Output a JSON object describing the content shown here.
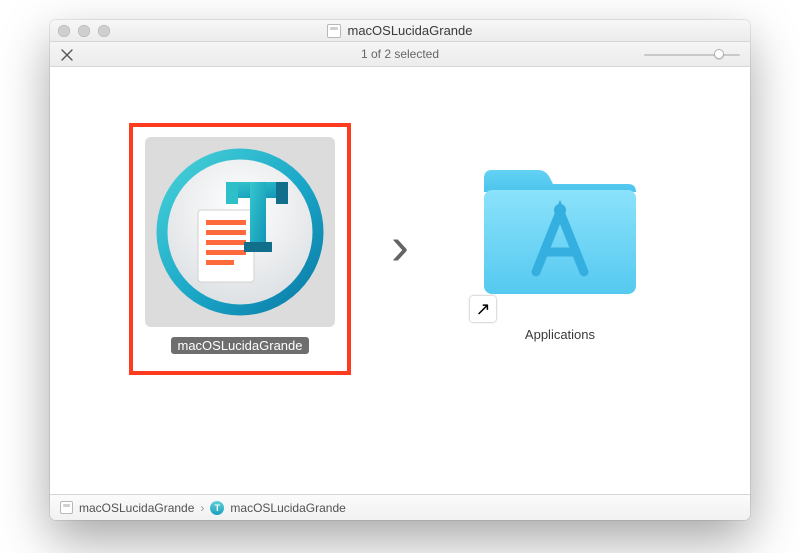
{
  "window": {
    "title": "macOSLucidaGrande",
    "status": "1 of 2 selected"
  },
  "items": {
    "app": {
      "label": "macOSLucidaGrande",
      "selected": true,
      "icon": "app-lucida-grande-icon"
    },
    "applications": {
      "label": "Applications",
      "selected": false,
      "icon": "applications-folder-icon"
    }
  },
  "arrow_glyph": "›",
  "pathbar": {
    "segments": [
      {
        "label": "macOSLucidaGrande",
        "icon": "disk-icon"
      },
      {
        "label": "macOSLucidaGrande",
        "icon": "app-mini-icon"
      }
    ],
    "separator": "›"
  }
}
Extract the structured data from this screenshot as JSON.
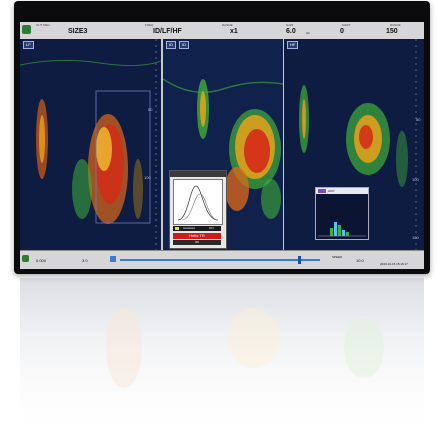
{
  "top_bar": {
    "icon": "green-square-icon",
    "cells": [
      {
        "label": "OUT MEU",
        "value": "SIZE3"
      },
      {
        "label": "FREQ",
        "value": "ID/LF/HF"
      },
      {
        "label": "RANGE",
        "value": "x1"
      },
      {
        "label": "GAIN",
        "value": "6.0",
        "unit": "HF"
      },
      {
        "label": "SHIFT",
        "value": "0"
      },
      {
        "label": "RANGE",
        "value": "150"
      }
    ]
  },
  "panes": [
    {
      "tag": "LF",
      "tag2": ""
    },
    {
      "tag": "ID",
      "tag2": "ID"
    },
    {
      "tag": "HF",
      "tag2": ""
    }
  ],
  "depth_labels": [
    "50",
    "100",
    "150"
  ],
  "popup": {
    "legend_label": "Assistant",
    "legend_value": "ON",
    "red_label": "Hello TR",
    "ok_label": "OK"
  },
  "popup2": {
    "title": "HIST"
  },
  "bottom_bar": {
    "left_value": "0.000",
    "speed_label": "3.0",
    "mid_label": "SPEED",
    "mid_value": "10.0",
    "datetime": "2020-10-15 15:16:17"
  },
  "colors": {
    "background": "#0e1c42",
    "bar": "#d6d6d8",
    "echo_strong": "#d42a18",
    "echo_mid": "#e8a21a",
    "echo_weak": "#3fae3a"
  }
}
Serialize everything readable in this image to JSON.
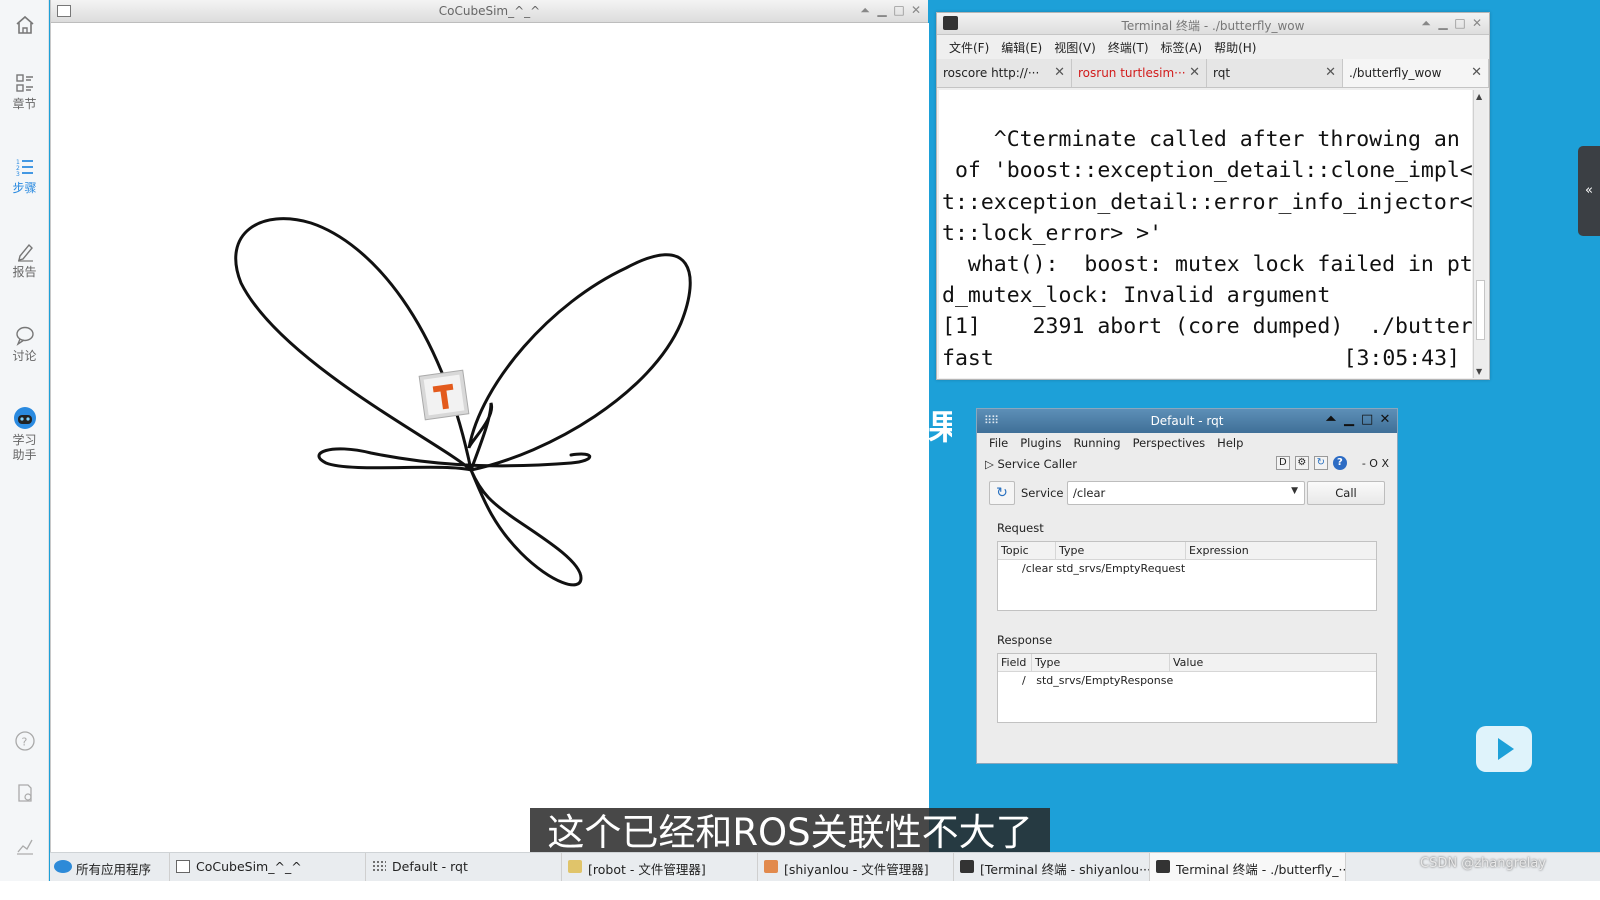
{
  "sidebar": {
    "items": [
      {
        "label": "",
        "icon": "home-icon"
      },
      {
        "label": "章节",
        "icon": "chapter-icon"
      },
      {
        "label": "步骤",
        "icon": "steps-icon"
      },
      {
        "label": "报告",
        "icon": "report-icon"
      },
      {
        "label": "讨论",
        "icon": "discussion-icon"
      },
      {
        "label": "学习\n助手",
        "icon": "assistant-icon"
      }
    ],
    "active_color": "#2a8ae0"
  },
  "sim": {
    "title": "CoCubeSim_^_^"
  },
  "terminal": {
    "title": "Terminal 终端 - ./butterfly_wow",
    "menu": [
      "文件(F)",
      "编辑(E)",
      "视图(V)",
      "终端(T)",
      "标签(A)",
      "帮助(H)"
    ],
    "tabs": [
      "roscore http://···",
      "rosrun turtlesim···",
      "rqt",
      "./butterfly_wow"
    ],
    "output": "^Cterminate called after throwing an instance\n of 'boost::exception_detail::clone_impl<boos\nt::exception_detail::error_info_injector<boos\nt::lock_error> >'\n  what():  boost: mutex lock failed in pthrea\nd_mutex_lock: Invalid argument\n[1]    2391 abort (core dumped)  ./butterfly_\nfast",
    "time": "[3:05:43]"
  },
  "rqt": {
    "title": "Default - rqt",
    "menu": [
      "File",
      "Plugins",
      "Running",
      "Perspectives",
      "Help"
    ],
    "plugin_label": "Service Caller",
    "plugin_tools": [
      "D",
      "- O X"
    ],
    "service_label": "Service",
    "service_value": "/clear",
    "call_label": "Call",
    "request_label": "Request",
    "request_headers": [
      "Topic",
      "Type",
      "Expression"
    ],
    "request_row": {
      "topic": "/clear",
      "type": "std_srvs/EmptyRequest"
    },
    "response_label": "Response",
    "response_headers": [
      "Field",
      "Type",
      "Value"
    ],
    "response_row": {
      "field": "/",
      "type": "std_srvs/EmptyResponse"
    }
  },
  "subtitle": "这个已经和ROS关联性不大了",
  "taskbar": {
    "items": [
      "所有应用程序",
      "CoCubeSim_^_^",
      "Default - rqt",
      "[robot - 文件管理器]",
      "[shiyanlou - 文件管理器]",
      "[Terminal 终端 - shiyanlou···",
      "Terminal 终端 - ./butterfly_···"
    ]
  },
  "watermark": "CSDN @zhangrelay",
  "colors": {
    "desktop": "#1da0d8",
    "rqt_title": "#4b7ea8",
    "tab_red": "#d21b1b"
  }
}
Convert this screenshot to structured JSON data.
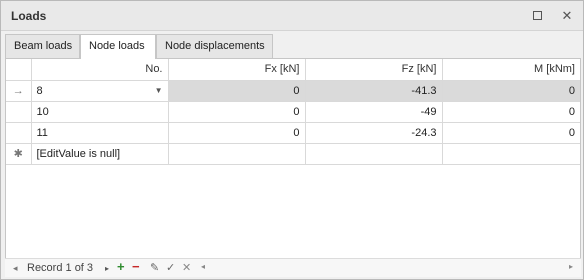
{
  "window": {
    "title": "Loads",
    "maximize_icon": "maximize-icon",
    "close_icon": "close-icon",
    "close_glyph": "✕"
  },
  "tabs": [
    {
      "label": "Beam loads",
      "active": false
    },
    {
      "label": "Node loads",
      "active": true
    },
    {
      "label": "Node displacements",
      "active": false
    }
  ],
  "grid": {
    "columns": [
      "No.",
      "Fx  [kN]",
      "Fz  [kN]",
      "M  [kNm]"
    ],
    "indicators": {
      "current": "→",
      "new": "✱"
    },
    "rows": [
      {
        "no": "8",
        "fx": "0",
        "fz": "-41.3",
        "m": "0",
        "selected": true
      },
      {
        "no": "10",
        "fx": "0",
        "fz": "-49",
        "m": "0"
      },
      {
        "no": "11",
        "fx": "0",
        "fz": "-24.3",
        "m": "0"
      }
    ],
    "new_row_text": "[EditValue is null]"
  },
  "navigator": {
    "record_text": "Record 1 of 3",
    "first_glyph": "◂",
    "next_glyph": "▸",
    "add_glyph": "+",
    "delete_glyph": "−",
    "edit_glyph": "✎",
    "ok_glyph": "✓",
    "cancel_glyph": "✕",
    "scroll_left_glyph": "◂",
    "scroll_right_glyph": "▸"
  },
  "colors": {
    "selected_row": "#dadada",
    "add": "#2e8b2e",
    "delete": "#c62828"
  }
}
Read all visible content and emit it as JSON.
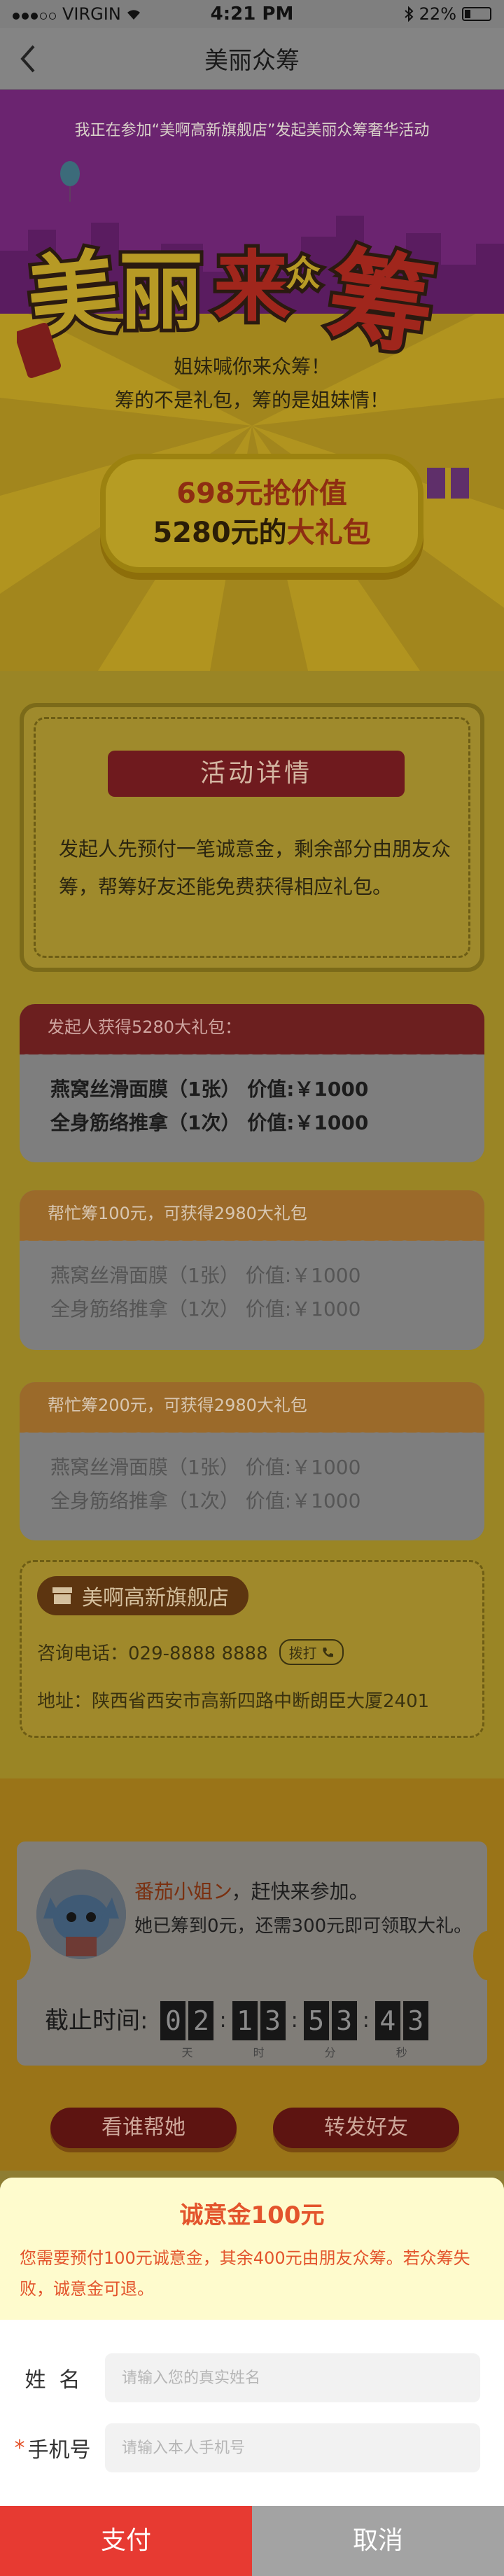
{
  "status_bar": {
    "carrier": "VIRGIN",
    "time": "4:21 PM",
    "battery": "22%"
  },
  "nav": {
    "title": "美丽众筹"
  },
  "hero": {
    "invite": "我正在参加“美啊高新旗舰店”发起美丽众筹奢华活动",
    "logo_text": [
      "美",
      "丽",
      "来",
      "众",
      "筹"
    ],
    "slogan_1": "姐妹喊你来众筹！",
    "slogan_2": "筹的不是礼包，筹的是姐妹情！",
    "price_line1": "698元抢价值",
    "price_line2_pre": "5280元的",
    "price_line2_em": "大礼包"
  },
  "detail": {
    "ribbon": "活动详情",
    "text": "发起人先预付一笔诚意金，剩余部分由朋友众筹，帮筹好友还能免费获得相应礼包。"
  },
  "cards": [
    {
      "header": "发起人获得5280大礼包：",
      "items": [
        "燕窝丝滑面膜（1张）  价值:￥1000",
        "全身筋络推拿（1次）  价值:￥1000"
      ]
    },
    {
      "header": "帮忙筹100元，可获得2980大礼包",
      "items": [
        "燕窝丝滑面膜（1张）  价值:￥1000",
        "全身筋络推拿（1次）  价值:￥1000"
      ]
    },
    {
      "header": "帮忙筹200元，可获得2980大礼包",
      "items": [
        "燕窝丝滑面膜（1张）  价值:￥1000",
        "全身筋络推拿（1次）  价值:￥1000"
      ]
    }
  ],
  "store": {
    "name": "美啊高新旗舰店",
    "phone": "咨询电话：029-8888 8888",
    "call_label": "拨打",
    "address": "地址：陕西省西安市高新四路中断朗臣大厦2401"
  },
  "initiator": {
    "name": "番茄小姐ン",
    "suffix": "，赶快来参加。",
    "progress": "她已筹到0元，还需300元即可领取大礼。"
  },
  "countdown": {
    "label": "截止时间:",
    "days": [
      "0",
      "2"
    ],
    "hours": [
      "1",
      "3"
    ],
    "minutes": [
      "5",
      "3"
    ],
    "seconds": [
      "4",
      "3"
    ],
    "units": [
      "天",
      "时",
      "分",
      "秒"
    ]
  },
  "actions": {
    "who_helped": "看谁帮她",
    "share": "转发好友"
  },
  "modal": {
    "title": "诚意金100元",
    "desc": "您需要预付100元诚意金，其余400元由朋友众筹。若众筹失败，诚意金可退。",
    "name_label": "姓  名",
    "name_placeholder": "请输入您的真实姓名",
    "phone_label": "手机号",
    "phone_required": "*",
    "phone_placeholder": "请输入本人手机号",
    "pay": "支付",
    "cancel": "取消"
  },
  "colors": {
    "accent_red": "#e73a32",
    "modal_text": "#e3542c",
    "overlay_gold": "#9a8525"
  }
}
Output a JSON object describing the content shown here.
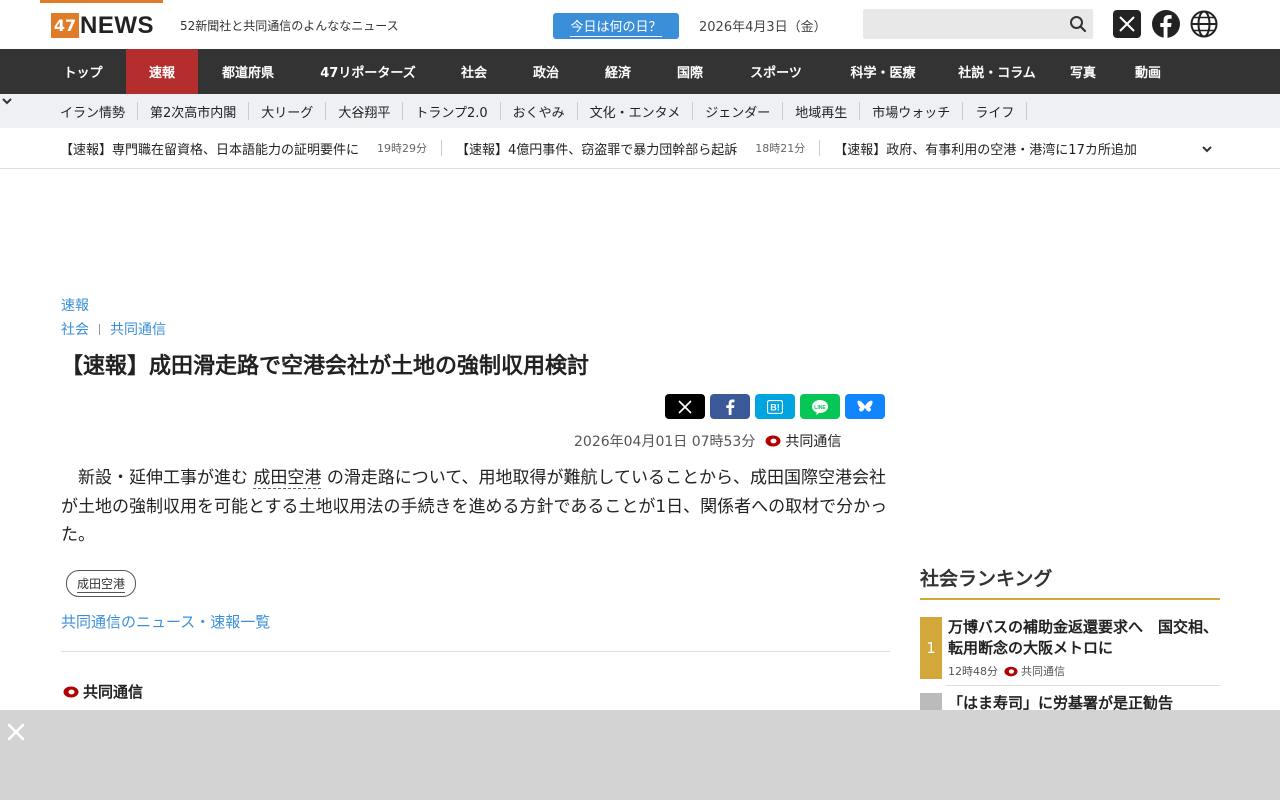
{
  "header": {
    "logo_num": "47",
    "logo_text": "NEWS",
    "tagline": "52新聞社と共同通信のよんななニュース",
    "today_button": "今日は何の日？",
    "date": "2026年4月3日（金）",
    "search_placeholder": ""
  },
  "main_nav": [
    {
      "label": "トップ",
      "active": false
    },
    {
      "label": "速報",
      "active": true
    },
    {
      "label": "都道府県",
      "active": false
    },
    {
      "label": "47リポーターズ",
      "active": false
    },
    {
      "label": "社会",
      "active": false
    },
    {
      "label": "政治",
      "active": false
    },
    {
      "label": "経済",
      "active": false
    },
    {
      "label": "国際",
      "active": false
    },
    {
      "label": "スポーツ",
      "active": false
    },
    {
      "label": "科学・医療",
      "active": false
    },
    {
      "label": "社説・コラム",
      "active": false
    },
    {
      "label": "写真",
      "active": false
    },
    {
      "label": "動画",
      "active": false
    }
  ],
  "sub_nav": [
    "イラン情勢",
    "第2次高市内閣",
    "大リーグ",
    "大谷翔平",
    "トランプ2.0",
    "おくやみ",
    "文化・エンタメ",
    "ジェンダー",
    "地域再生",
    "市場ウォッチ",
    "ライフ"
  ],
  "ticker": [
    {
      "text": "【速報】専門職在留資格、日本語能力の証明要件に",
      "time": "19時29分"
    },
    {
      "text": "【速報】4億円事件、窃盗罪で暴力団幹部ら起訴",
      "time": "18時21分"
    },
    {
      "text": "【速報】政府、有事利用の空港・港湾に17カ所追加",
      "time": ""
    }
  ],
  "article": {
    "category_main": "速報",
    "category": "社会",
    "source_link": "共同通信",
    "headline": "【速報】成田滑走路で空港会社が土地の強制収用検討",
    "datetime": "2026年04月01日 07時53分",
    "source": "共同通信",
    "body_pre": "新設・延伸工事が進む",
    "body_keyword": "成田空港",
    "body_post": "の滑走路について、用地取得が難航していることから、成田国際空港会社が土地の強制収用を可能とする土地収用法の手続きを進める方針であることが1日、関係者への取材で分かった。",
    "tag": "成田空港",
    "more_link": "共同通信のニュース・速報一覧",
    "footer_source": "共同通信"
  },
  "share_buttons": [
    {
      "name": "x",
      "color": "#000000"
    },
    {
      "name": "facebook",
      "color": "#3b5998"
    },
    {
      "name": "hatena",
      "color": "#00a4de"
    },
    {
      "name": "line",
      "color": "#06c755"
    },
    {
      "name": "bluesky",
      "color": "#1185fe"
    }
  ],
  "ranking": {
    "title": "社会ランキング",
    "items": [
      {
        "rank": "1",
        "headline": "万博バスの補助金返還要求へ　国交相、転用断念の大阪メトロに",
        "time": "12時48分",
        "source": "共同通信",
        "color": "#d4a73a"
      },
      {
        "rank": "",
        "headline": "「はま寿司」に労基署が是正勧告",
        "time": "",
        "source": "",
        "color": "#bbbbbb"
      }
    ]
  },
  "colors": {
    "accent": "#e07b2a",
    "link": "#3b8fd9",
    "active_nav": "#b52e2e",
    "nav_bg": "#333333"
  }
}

Given problem
Copy out each line of the records that holds the string "美啊高新旗舰店".

Answer to this exercise
    "invite": "我正在参加“美啊高新旗舰店”发起美丽众筹奢华活动",
    "name": "美啊高新旗舰店",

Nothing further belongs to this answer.